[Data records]
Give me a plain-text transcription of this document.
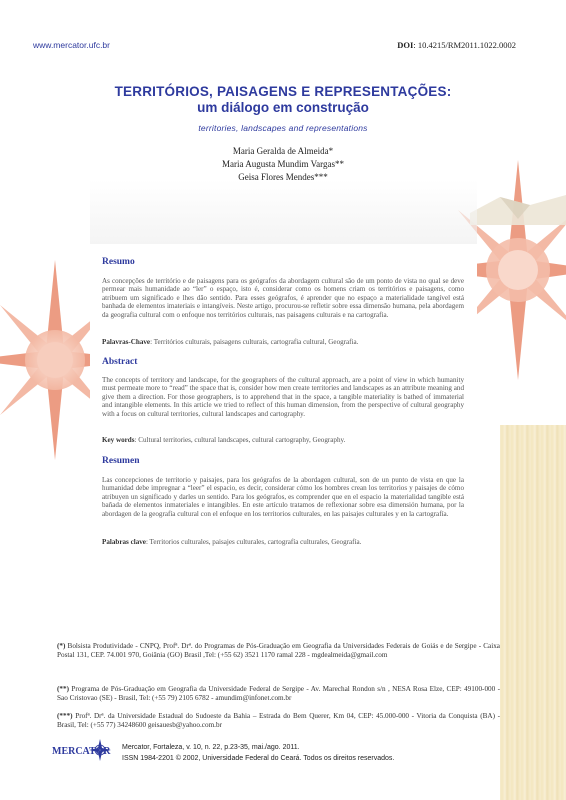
www.mercator.ufc.br	DOI: 10.4215/RM2011.1022.0002
TERRITÓRIOS, PAISAGENS E REPRESENTAÇÕES:
um diálogo em construção
territories, landscapes and representations
Maria Geralda de Almeida*
Maria Augusta Mundim Vargas**
Geisa Flores Mendes***
Resumo
As concepções de território e de paisagens para os geógrafos da abordagem cultural são de um ponto de vista no qual se deve permear mais humanidade ao “ler” o espaço, isto é, considerar como os homens criam os territórios e paisagens, como atribuem um significado e lhes dão sentido. Para esses geógrafos, é aprender que no espaço a materialidade tangível está banhada de elementos imateriais e intangíveis. Neste artigo, procurou-se refletir sobre essa dimensão humana, pela abordagem da geografia cultural com o enfoque nos territórios culturais, nas paisagens culturais e na cartografia.
Palavras-Chave: Territórios culturais, paisagens culturais, cartografia cultural, Geografia.
Abstract
The concepts of territory and landscape, for the geographers of the cultural approach, are a point of view in which humanity must permeate more to “read” the space that is, consider how men create territories and landscapes as an attribute meaning and give them a direction. For those geographers, is to apprehend that in the space, a tangible materiality is bathed of immaterial and intangible elements. In this article we tried to reflect of this human dimension, from the perspective of cultural geography with a focus on cultural territories, cultural landscapes and cartography.
Key words: Cultural territories, cultural landscapes, cultural cartography, Geography.
Resumen
Las concepciones de territorio y paisajes, para los geógrafos de la abordagen cultural, son de un punto de vista en que la humanidad debe impregnar a “leer” el espacio, es decir, considerar cómo los hombres crean los territorios y paisajes de cómo atribuyen un significado y darles un sentido. Para los geógrafos, es comprender que en el espacio la materialidad tangible está bañada de elementos inmateriales e intangibles. En este artículo tratamos de reflexionar sobre esa dimensión humana, por la abordagen de la geografía cultural con el enfoque en los territorios culturales, en las paisajes culturales y en la cartografía.
Palabras clave: Territorios culturales, paisajes culturales, cartografía culturales, Geografía.
(*) Bolsista Produtividade - CNPQ, Profª. Drª. do Programas de Pós-Graduação em Geografia da Universidades Federais de Goiás e de Sergipe - Caixa Postal 131, CEP. 74.001 970, Goiânia (GO) Brasil ,Tel: (+55 62) 3521 1170 ramal 228 - mgdealmeida@gmail.com
(**) Programa de Pós-Graduação em Geografia da Universidade Federal de Sergipe - Av. Marechal Rondon s/n , NESA Rosa Elze, CEP: 49100-000 - Sao Cristovao (SE) - Brasil, Tel: (+55 79) 2105 6782 - amundim@infonet.com.br
(***) Profª. Drª. da Universidade Estadual do Sudoeste da Bahia – Estrada do Bem Querer, Km 04, CEP: 45.000-000 - Vitoria da Conquista (BA) - Brasil, Tel: (+55 77) 34248600 geisauesb@yahoo.com.br
MERCATOR Mercator, Fortaleza, v. 10, n. 22, p.23-35, mai./ago. 2011.
ISSN 1984-2201 © 2002, Universidade Federal do Ceará. Todos os direitos reservados.
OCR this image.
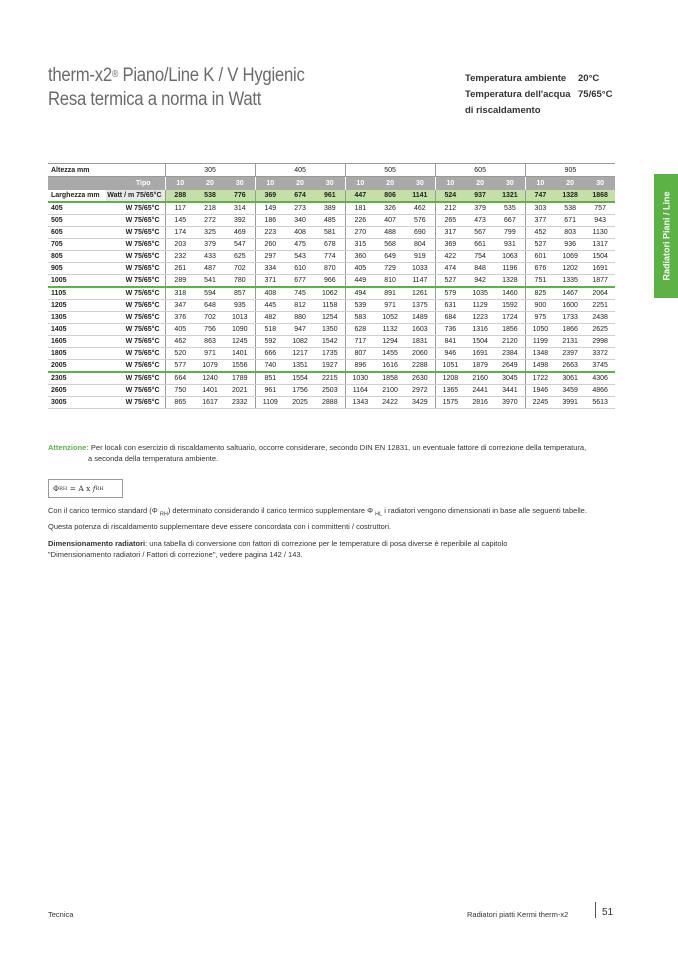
therm-x2® Piano/Line K / V Hygienic
Resa termica a norma in Watt
Temperatura ambiente	20°C
Temperatura dell'acqua 75/65°C
di riscaldamento
Radiatori Piani / Line
Altezza mm		305			405			505			605			905		
Tipo		10	20	30	10	20	30	10	20	30	10	20	30	10	20	30
Larghezza mm	Watt / m 75/65°C	288	538	776	369	674	961	447	806	1141	524	937	1321	747	1328	1868
405	W 75/65°C	117	218	314	149	273	389	181	326	462	212	379	535	303	538	757
505	W 75/65°C	145	272	392	186	340	485	226	407	576	265	473	667	377	671	943
605	W 75/65°C	174	325	469	223	408	581	270	488	690	317	567	799	452	803	1130
705	W 75/65°C	203	379	547	260	475	678	315	568	804	369	661	931	527	936	1317
805	W 75/65°C	232	433	625	297	543	774	360	649	919	422	754	1063	601	1069	1504
905	W 75/65°C	261	487	702	334	610	870	405	729	1033	474	848	1196	676	1202	1691
1005	W 75/65°C	289	541	780	371	677	966	449	810	1147	527	942	1328	751	1335	1877
1105	W 75/65°C	318	594	857	408	745	1062	494	891	1261	579	1035	1460	825	1467	2064
1205	W 75/65°C	347	648	935	445	812	1158	539	971	1375	631	1129	1592	900	1600	2251
1305	W 75/65°C	376	702	1013	482	880	1254	583	1052	1489	684	1223	1724	975	1733	2438
1405	W 75/65°C	405	756	1090	518	947	1350	628	1132	1603	736	1316	1856	1050	1866	2625
1605	W 75/65°C	462	863	1245	592	1082	1542	717	1294	1831	841	1504	2120	1199	2131	2998
1805	W 75/65°C	520	971	1401	666	1217	1735	807	1455	2060	946	1691	2384	1348	2397	3372
2005	W 75/65°C	577	1079	1556	740	1351	1927	896	1616	2288	1051	1879	2649	1498	2663	3745
2305	W 75/65°C	664	1240	1789	851	1554	2215	1030	1858	2630	1208	2160	3045	1722	3061	4306
2605	W 75/65°C	750	1401	2021	961	1756	2503	1164	2100	2972	1365	2441	3441	1946	3459	4866
3005	W 75/65°C	865	1617	2332	1109	2025	2888	1343	2422	3429	1575	2816	3970	2245	3991	5613
Attenzione: Per locali con esercizio di riscaldamento saltuario, occorre considerare, secondo DIN EN 12831, un eventuale fattore di correzione della temperatura,
a seconda della temperatura ambiente.
Φ RH = A x f RH
Con il carico termico standard (Φ $_{RH}$) determinato considerando il carico termico supplementare Φ $_{HL}$ i radiatori vengono dimensionati in base alle seguenti tabelle.
Questa potenza di riscaldamento supplementare deve essere concordata con i committenti / costruttori.
Dimensionamento radiatori: una tabella di conversione con fattori di correzione per le temperature di posa diverse è reperibile al capitolo
"Dimensionamento radiatori / Fattori di correzione", vedere pagina 142 / 143.
Tecnica	Radiatori piatti Kermi therm-x2	51
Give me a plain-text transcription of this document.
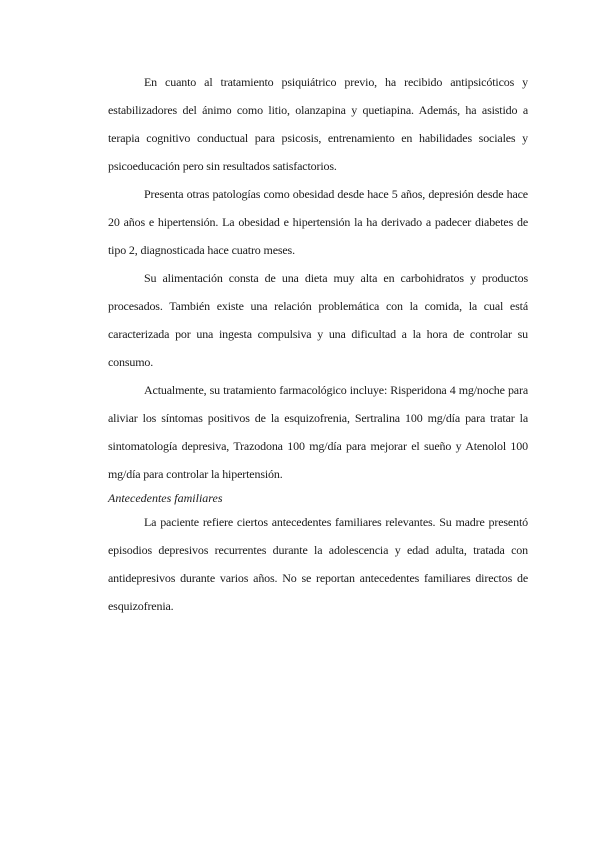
En cuanto al tratamiento psiquiátrico previo, ha recibido antipsicóticos y estabilizadores del ánimo como litio, olanzapina y quetiapina. Además, ha asistido a terapia cognitivo conductual para psicosis, entrenamiento en habilidades sociales y psicoeducación pero sin resultados satisfactorios.

Presenta otras patologías como obesidad desde hace 5 años, depresión desde hace 20 años e hipertensión. La obesidad e hipertensión la ha derivado a padecer diabetes de tipo 2, diagnosticada hace cuatro meses.

Su alimentación consta de una dieta muy alta en carbohidratos y productos procesados. También existe una relación problemática con la comida, la cual está caracterizada por una ingesta compulsiva y una dificultad a la hora de controlar su consumo.

Actualmente, su tratamiento farmacológico incluye: Risperidona 4 mg/noche para aliviar los síntomas positivos de la esquizofrenia, Sertralina 100 mg/día para tratar la sintomatología depresiva, Trazodona 100 mg/día para mejorar el sueño y Atenolol 100 mg/día para controlar la hipertensión.

Antecedentes familiares

La paciente refiere ciertos antecedentes familiares relevantes. Su madre presentó episodios depresivos recurrentes durante la adolescencia y edad adulta, tratada con antidepresivos durante varios años. No se reportan antecedentes familiares directos de esquizofrenia.
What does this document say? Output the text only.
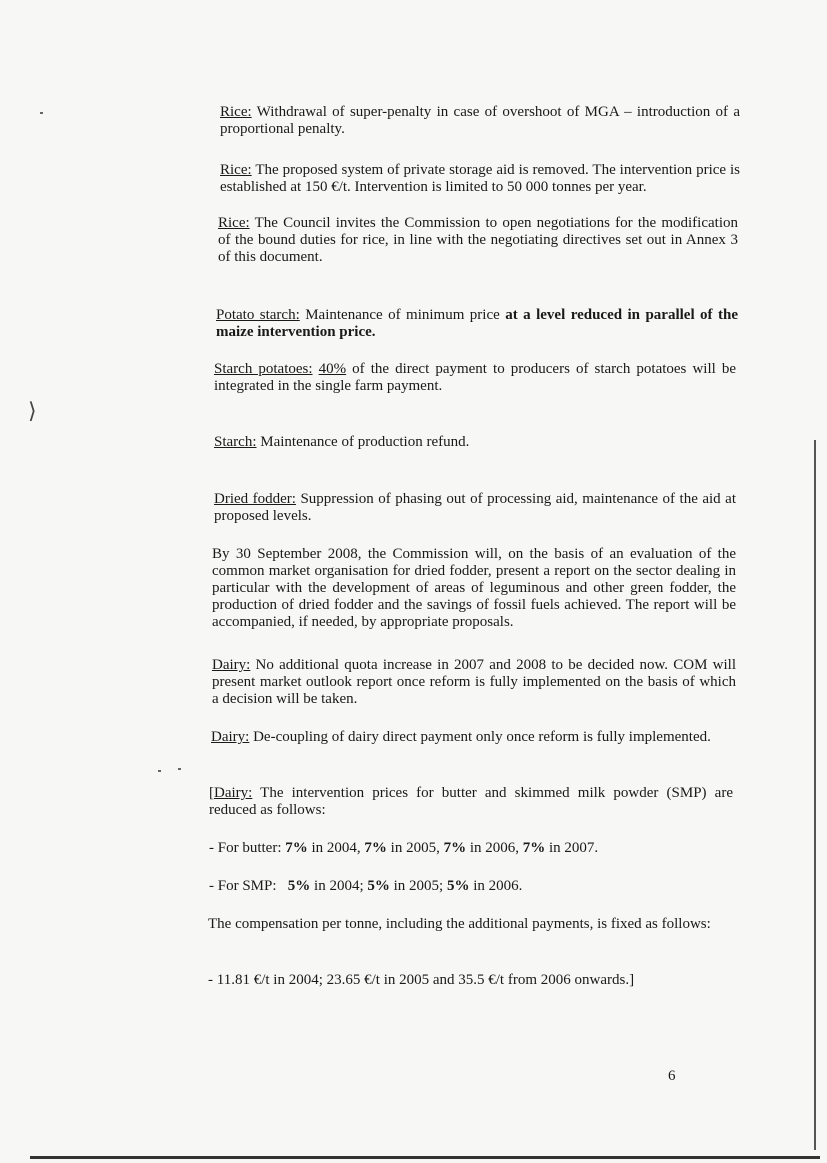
Rice: Withdrawal of super-penalty in case of overshoot of MGA – introduction of a proportional penalty.

Rice: The proposed system of private storage aid is removed. The intervention price is established at 150 €/t. Intervention is limited to 50 000 tonnes per year.

Rice: The Council invites the Commission to open negotiations for the modification of the bound duties for rice, in line with the negotiating directives set out in Annex 3 of this document.

Potato starch: Maintenance of minimum price at a level reduced in parallel of the maize intervention price.

Starch potatoes: 40% of the direct payment to producers of starch potatoes will be integrated in the single farm payment.

Starch: Maintenance of production refund.

Dried fodder: Suppression of phasing out of processing aid, maintenance of the aid at proposed levels.

By 30 September 2008, the Commission will, on the basis of an evaluation of the common market organisation for dried fodder, present a report on the sector dealing in particular with the development of areas of leguminous and other green fodder, the production of dried fodder and the savings of fossil fuels achieved. The report will be accompanied, if needed, by appropriate proposals.

Dairy: No additional quota increase in 2007 and 2008 to be decided now. COM will present market outlook report once reform is fully implemented on the basis of which a decision will be taken.

Dairy: De-coupling of dairy direct payment only once reform is fully implemented.

[Dairy: The intervention prices for butter and skimmed milk powder (SMP) are reduced as follows:

- For butter: 7% in 2004, 7% in 2005, 7% in 2006, 7% in 2007.

- For SMP:   5% in 2004; 5% in 2005; 5% in 2006.

The compensation per tonne, including the additional payments, is fixed as follows:

- 11.81 €/t in 2004; 23.65 €/t in 2005 and 35.5 €/t from 2006 onwards.]

6
⟩
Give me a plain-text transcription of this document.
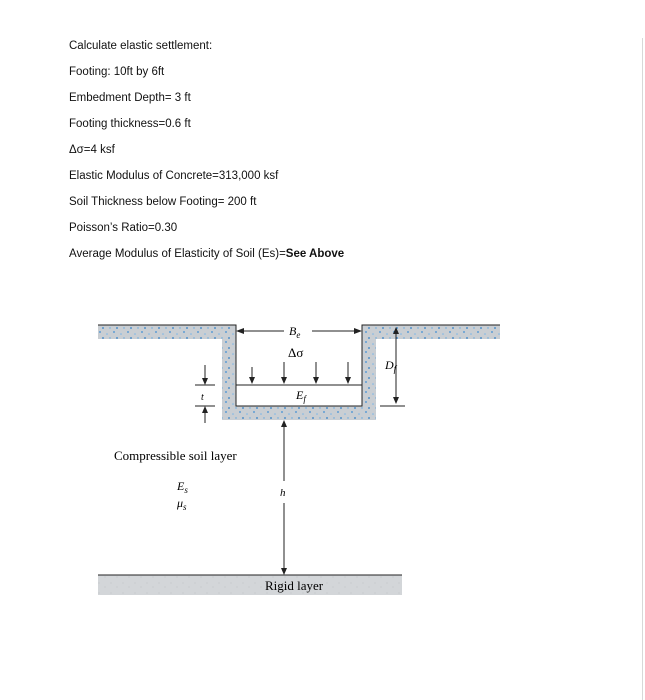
Calculate elastic settlement:
Footing: 10ft by 6ft
Embedment Depth= 3 ft
Footing thickness=0.6 ft
Δσ=4 ksf
Elastic Modulus of Concrete=313,000 ksf
Soil Thickness below Footing= 200 ft
Poisson’s Ratio=0.30
Average Modulus of Elasticity of Soil (Es)=See Above
$B_e$
Δσ
$E_f$
$D_f$
t
Compressible soil layer
$E_s$
$\mu_s$
h
Rigid layer
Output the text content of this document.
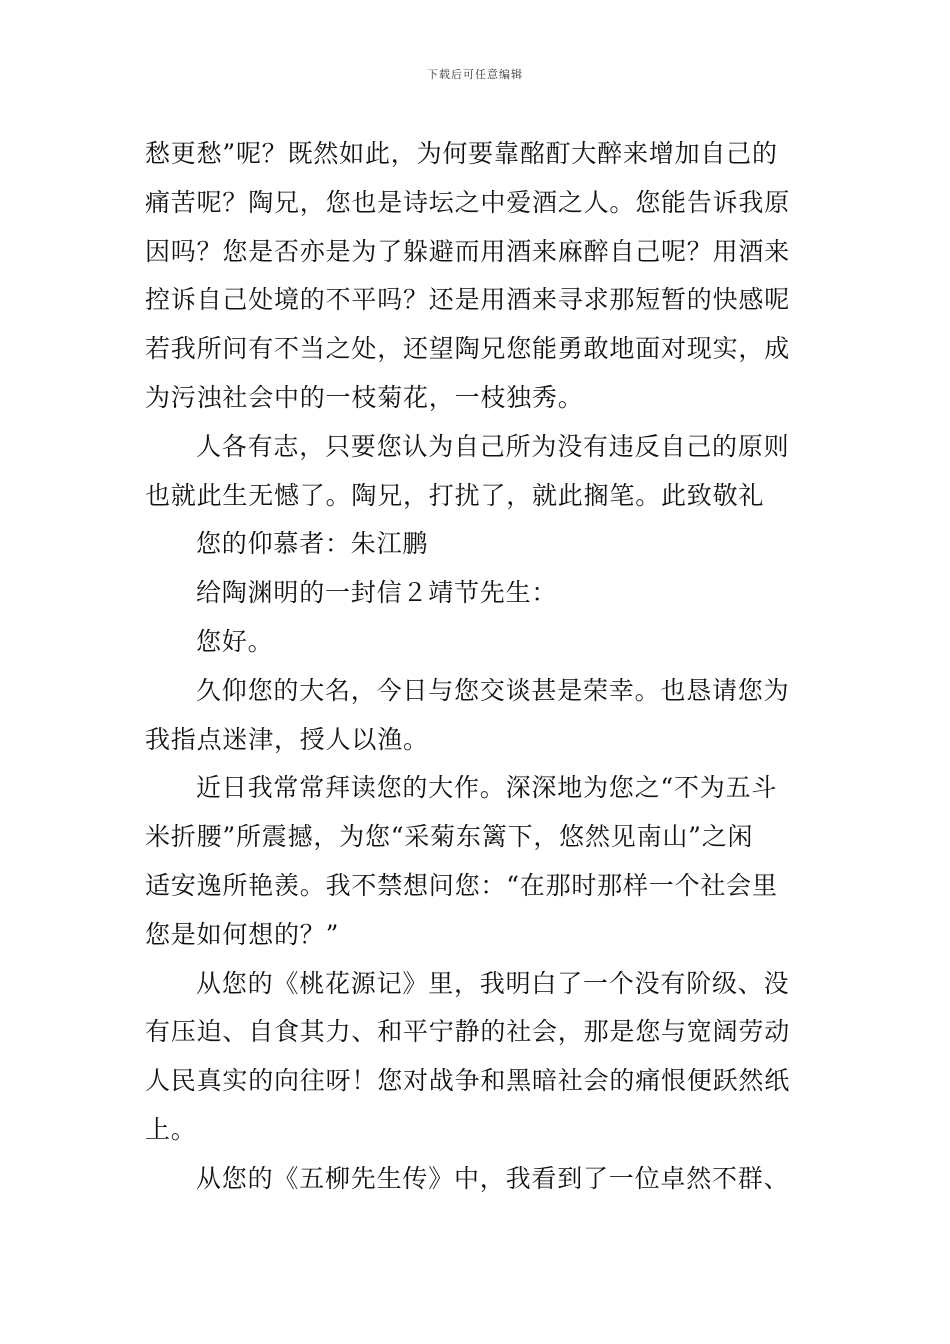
下载后可任意编辑
愁更愁”呢？既然如此，为何要靠酩酊大醉来增加自己的
痛苦呢？陶兄，您也是诗坛之中爱酒之人。您能告诉我原
因吗？您是否亦是为了躲避而用酒来麻醉自己呢？用酒来
控诉自己处境的不平吗？还是用酒来寻求那短暂的快感呢
若我所问有不当之处，还望陶兄您能勇敢地面对现实，成
为污浊社会中的一枝菊花，一枝独秀。
人各有志，只要您认为自己所为没有违反自己的原则
也就此生无憾了。陶兄，打扰了，就此搁笔。此致敬礼
您的仰慕者：朱江鹏
给陶渊明的一封信２靖节先生：
您好。
久仰您的大名，今日与您交谈甚是荣幸。也恳请您为
我指点迷津，授人以渔。
近日我常常拜读您的大作。深深地为您之“不为五斗
米折腰”所震撼，为您“采菊东篱下，悠然见南山”之闲
适安逸所艳羡。我不禁想问您：“在那时那样一个社会里
您是如何想的？”
从您的《桃花源记》里，我明白了一个没有阶级、没
有压迫、自食其力、和平宁静的社会，那是您与宽阔劳动
人民真实的向往呀！您对战争和黑暗社会的痛恨便跃然纸
上。
从您的《五柳先生传》中，我看到了一位卓然不群、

● EXERCISE AIM
Go through the material line by line. Show each line that contains the string "this".

● TASK RESPONSE
Give me a plain-text transcription of this document.
The concepts of territory and landscape, for the geographers of the cultural approach, are a point of view in which humanity must permeate more to “read” the space that is, consider how men create territories and landscapes as an attribute meaning and give them a direction. For those geographers, is to apprehend that in the space, a tangible materiality is bathed of immaterial and intangible elements. In this article we tried to reflect of this human dimension, from the perspective of cultural geography with a focus on cultural territories, cultural landscapes and cartography.
OCR this image.
Give me a plain-text transcription of this document.
What does this document say? Output the text only.
Rice: The Council invites the Commission to open negotiations for the modification of the bound duties for rice, in line with the negotiating directives set out in Annex 3 of this document.
Give me a plain-text transcription of this document.
Output the text content of this document.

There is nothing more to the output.